◆ **Short problem 1**:
In the records, could you swap "chevron-down-icon" for "caret-down-icon" across the stretch from the line containing "List each element" through the line containing "about-heading: Acerca de", leaving everything else unchanged and returning only those lines?

2009-03-10 Thread Jared Grubb
I'm not criticizing the current battery of tests, nor am I arguing  
that we replace them.


There's a comment in the test_re.py that says that "these tests were  
carefully modeled to cover most of the code"... That is a very  
difficult statement to maintain and/or verify, especially if the  
library gets a major revision (which it appears the original post's  
patch is).


PCRE has _thousands_ of detailed regular expression tests, testing  
everything from matching to parsing to extended regular expression  
syntax to encoding and locales. (It's been a while since I've looked  
at the details, but of course there are tests that dont apply to  
Python's implmentation.)


So, if there's interest in investigating how much of the PCRE tests  
can augment the existing tests, I am offering to do so. (I already did  
a simple translation utility to parse the PCRE test format into  
something we could use in the PyPy test suite; I could try to do  
something similar for test_re, if there's interest).


Jared

On 10 Mar 2009, at 11:32, Guido van Rossum wrote:


Hm, what's wrong with the existing set of regex test cases? This is
one of the most complete set of test cases in our test suite.

◆ **Short problem 2**:
How would the mailing-list message about regular expression tests above continue? Write the next part, picking up after its final sentence.

(Annotated region listings)
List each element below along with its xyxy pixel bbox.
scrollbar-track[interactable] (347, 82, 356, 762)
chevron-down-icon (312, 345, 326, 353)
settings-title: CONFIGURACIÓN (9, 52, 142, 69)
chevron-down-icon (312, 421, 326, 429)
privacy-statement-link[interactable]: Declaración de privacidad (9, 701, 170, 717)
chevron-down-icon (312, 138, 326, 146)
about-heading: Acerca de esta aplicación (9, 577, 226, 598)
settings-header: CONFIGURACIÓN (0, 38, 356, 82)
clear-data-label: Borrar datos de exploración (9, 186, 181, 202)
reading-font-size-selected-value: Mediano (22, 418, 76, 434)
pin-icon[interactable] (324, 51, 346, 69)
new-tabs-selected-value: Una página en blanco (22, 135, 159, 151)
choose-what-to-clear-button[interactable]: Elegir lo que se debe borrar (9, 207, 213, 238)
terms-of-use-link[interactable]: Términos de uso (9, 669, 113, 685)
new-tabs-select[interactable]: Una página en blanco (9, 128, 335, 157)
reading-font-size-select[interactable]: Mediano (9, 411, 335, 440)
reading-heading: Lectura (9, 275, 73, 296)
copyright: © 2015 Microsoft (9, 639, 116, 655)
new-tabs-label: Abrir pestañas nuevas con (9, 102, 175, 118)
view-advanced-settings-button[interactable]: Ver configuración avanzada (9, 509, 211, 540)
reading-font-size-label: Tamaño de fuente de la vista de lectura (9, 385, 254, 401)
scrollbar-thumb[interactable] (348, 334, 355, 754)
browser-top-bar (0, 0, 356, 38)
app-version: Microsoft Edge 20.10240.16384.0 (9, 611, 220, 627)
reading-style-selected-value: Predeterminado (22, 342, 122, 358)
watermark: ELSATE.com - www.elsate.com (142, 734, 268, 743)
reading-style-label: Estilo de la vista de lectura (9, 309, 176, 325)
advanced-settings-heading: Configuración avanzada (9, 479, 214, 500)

--

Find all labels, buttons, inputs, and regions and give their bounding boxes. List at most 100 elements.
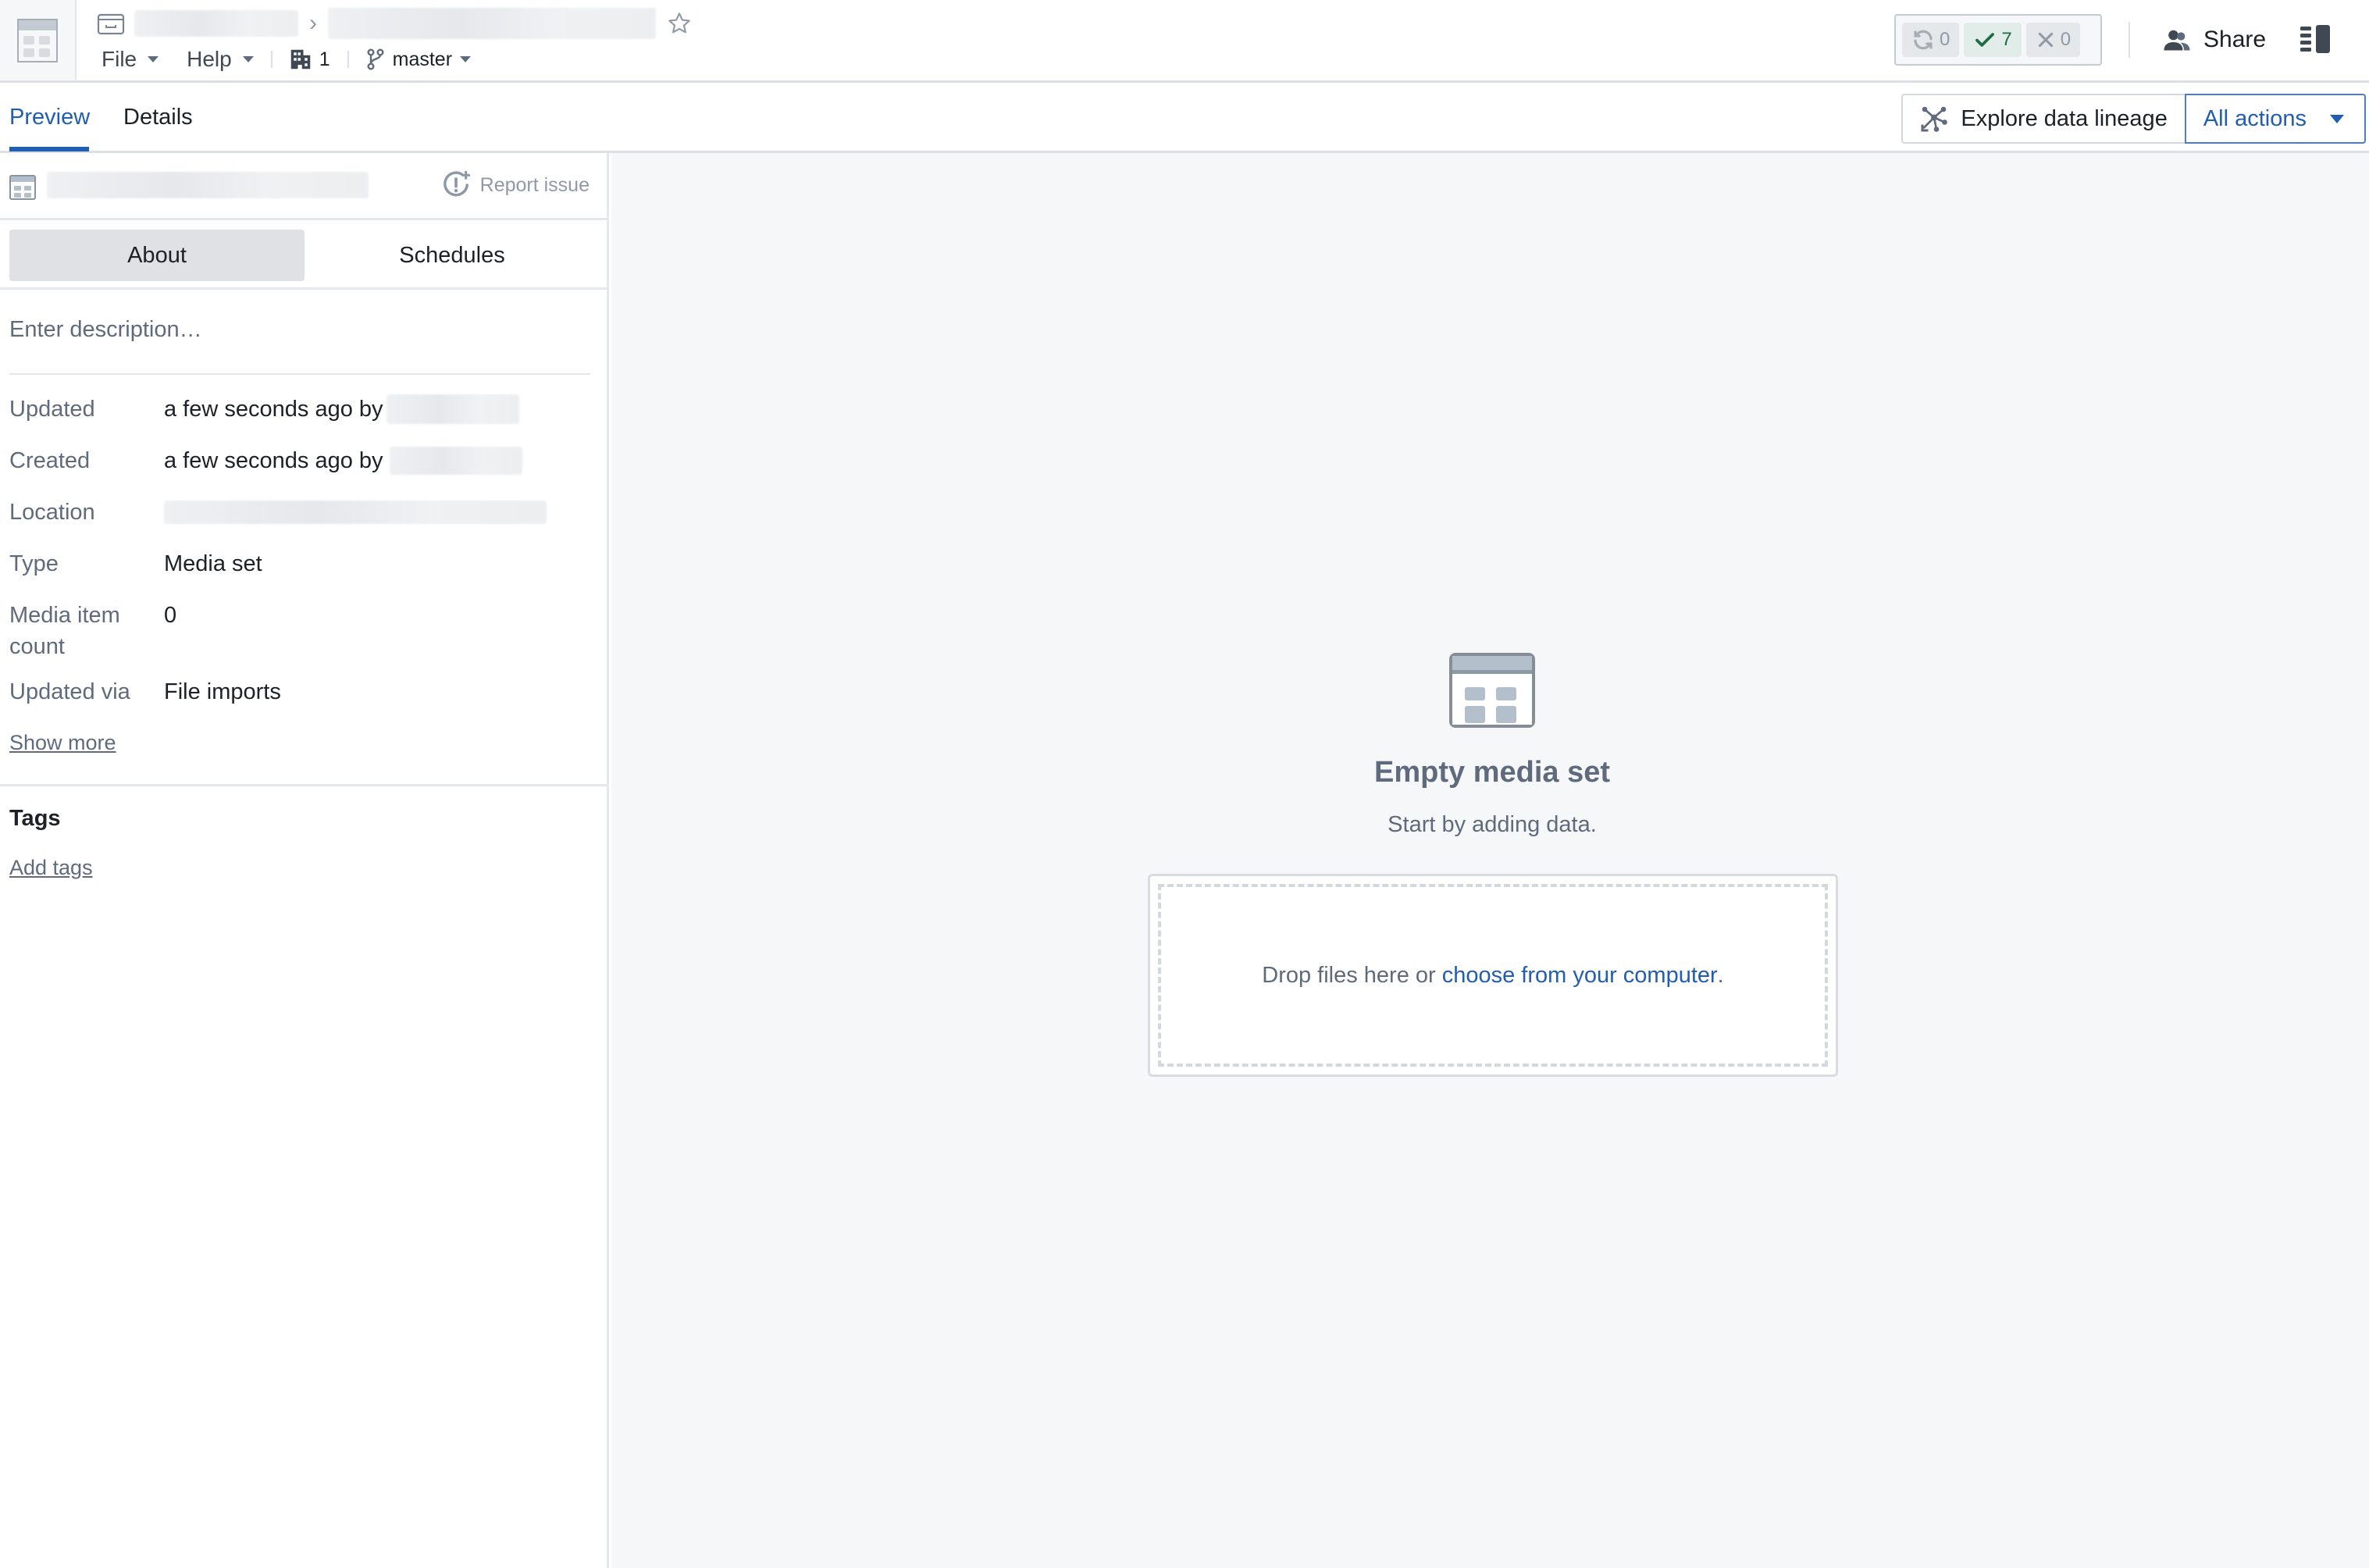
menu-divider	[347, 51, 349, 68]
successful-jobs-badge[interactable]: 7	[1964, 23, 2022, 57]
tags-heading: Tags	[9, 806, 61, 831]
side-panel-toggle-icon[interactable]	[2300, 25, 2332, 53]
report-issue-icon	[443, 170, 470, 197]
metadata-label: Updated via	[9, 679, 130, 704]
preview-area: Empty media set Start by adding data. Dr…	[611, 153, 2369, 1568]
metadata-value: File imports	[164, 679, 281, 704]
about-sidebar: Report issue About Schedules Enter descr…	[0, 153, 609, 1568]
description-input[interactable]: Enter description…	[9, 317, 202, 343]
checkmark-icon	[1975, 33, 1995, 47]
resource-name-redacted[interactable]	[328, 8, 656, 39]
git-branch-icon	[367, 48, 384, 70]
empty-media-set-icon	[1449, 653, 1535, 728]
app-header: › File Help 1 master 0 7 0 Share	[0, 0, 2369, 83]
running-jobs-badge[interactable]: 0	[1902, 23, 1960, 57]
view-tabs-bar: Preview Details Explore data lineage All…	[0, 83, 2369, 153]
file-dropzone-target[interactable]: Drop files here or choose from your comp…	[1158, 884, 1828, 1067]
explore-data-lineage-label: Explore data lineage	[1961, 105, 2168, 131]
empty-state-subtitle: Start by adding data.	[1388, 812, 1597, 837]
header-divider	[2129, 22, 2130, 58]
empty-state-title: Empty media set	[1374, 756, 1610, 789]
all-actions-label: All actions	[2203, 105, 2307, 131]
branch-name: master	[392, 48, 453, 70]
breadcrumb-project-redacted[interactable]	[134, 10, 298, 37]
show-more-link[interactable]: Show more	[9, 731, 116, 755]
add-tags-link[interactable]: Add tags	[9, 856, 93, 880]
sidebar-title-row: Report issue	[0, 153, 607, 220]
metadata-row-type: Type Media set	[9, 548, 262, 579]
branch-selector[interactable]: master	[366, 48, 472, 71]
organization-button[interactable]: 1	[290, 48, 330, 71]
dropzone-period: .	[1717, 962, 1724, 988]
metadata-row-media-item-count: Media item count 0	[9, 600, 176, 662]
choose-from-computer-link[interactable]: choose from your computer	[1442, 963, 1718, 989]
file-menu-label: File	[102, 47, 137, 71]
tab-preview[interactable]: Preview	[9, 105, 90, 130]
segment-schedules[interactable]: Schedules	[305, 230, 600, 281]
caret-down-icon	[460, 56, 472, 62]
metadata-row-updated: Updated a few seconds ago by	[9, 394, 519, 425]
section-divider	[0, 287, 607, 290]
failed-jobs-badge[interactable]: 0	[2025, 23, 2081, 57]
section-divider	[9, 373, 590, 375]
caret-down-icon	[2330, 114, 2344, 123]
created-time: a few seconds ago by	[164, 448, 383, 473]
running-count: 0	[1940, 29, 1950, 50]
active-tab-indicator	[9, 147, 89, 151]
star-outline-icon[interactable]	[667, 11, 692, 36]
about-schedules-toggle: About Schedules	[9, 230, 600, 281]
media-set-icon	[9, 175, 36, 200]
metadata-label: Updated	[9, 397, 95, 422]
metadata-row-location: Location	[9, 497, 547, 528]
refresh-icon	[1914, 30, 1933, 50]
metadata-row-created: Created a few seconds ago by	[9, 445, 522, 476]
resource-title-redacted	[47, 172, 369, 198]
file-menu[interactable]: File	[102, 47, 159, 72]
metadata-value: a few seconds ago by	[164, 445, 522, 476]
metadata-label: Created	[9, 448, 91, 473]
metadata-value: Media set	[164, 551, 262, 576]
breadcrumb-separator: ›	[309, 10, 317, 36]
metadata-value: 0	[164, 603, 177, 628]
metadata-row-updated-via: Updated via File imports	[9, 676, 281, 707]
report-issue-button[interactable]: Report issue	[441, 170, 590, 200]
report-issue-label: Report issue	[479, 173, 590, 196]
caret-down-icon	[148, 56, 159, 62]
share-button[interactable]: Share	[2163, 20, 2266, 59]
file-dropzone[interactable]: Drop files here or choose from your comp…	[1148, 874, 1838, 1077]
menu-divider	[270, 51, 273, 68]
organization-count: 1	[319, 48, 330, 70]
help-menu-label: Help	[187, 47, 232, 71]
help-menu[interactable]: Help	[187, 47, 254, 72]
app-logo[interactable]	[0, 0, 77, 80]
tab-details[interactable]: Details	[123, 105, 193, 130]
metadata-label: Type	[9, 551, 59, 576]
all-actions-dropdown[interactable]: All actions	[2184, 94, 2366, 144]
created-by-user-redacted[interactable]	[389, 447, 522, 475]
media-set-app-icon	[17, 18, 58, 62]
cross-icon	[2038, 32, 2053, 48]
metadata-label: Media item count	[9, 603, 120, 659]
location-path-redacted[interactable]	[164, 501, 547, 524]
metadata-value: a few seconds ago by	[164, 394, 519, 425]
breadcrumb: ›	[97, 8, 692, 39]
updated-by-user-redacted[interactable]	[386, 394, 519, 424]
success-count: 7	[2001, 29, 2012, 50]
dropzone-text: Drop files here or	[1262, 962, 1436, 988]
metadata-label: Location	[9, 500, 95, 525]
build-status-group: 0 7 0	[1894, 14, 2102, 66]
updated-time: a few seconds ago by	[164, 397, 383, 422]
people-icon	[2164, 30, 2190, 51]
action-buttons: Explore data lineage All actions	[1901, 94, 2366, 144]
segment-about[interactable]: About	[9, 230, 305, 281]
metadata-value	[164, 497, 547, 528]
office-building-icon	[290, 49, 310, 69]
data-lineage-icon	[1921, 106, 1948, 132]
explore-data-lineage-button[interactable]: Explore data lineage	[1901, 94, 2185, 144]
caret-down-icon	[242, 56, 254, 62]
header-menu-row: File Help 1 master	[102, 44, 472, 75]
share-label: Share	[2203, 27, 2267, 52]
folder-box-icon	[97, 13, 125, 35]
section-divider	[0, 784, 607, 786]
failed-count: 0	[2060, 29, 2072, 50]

==

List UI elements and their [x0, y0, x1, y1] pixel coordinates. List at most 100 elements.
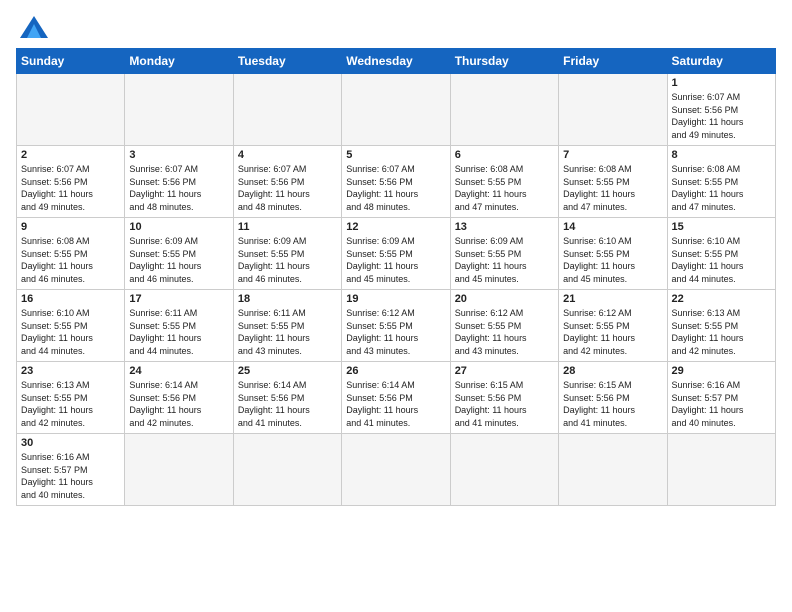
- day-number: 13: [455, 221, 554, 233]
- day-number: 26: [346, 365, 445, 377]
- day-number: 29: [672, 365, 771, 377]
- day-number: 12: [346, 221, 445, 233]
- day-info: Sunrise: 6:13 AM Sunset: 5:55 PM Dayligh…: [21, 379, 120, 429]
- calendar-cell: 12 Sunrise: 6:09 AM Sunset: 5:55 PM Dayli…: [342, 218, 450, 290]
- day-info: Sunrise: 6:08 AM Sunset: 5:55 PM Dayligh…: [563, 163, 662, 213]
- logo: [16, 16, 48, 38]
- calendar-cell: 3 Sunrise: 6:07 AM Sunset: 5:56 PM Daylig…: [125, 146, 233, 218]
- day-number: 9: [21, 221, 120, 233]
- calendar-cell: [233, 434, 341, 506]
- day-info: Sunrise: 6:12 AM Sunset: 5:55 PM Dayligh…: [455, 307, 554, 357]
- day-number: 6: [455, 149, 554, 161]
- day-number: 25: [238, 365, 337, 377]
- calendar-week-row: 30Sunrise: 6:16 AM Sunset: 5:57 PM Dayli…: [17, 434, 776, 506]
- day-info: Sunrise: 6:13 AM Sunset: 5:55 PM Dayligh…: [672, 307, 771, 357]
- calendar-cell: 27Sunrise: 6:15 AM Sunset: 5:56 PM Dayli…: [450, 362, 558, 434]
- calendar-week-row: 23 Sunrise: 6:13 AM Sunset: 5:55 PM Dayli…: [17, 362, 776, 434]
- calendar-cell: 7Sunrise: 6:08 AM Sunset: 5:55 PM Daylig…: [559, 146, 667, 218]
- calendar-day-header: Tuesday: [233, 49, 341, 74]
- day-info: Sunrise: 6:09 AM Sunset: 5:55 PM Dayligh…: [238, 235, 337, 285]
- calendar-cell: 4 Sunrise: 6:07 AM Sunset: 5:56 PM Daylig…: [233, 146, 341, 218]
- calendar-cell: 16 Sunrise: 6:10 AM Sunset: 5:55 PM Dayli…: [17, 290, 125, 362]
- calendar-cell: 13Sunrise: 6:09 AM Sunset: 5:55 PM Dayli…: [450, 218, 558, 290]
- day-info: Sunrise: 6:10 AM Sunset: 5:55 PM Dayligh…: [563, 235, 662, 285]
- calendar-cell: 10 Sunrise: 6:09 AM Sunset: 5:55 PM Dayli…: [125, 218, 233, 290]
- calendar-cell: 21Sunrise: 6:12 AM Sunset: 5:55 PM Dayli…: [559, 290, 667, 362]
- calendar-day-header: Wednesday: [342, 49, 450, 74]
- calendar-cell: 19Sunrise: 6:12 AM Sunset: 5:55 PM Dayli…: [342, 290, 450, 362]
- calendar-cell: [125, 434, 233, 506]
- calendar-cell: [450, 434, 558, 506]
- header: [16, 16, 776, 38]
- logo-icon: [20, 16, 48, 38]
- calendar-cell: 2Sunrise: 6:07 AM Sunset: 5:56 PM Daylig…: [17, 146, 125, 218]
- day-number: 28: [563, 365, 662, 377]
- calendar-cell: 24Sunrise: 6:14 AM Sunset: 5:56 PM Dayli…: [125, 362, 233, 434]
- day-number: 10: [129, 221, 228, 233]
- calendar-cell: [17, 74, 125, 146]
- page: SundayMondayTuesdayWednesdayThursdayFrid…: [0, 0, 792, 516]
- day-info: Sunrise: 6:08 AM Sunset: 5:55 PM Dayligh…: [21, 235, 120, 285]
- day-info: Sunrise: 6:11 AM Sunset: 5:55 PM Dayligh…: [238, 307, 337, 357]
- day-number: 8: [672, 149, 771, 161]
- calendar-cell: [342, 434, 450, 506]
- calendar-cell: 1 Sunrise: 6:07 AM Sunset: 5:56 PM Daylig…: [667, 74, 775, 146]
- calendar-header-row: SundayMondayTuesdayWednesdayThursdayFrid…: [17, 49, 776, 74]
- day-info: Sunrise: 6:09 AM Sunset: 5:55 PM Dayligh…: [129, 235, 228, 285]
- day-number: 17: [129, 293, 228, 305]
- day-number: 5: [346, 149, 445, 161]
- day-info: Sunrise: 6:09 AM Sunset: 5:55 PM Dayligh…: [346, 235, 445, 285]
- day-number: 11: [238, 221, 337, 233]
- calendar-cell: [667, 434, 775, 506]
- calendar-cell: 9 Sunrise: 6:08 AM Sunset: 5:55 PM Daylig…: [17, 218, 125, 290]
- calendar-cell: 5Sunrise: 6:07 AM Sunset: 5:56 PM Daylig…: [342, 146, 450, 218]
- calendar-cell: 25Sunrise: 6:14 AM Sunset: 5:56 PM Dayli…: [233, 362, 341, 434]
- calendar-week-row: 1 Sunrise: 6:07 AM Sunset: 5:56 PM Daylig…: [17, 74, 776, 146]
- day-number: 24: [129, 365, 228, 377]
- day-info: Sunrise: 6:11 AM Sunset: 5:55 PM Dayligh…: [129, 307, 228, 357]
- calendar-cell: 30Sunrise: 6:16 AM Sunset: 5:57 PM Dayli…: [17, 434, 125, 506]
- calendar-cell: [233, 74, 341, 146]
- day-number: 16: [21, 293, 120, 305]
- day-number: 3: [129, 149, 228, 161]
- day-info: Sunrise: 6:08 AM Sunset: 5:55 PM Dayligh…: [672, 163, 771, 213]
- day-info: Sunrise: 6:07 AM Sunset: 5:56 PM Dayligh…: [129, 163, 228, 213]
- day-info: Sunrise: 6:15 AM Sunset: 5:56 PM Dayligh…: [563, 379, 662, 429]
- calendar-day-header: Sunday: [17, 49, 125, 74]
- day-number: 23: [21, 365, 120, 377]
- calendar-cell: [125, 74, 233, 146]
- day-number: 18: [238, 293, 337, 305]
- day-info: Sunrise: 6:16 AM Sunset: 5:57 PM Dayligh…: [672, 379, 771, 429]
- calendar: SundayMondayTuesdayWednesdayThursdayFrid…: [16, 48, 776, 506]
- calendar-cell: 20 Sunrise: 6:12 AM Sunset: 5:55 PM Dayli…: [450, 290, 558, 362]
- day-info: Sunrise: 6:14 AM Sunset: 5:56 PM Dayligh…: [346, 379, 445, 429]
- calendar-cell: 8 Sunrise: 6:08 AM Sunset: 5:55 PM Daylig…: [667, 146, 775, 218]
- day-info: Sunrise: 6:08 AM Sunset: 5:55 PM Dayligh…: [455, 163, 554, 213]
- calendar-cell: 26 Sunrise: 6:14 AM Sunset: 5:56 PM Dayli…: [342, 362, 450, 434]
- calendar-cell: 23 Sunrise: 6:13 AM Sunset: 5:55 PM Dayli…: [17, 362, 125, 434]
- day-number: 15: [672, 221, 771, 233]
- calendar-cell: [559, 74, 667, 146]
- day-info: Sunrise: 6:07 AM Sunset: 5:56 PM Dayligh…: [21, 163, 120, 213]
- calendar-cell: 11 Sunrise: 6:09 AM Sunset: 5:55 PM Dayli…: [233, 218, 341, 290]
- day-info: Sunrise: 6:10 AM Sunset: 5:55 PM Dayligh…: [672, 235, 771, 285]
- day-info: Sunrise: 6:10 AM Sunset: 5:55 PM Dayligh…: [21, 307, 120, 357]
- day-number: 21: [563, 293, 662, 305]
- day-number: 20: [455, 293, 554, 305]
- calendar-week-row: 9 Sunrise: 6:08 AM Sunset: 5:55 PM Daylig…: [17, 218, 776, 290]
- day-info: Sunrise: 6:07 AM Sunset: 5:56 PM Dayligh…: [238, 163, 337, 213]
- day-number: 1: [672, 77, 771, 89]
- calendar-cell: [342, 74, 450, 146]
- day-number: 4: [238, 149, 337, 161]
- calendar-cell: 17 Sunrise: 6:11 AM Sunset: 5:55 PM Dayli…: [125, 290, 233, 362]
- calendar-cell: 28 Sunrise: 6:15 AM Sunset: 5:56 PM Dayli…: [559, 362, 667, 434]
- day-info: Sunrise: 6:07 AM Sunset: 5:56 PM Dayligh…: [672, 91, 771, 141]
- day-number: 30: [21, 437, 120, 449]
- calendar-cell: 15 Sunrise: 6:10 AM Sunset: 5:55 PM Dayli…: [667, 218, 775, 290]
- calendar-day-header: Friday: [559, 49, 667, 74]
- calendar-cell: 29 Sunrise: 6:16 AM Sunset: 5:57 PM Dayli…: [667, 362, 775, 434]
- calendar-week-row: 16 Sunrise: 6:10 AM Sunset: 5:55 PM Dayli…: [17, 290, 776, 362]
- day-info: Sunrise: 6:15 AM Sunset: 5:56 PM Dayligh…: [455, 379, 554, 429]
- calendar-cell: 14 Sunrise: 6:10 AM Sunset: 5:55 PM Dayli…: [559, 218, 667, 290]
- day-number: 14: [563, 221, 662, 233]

◆ **Reply 1**:
List each element below along with its xyxy pixel bbox.
scrollbar-track[interactable] (347, 82, 356, 762)
caret-down-icon (312, 345, 326, 353)
settings-title: CONFIGURACIÓN (9, 52, 142, 69)
caret-down-icon (312, 421, 326, 429)
privacy-statement-link[interactable]: Declaración de privacidad (9, 701, 170, 717)
caret-down-icon (312, 138, 326, 146)
about-heading: Acerca de esta aplicación (9, 577, 226, 598)

◆ **Reply 2**:
On Tue, Mar 10, 2009 at 11:08 AM, Jared Grubb  
 wrote:
Would there be any interest in augmenting the test case library for  
the

regex stuff?

On 9 Mar 2009, at 16:07, Antoine Pitrou wrote:


Facundo Batista  gmail.com> writes:


Matthew Barnett has been doing a lot of work on the regular  
expressions engine


(it seems he hasn't finished yet) under http://bugs.python.org/issue2636 
.
However, the patches are really huge and touch all of the sre  
internals.
I wonder what the review process can be for such patches? Is  
there someone

knowledgeable enough to be able to review them?


All test cases run ok? How well covered is that library?


I don't know, I haven't even tried it.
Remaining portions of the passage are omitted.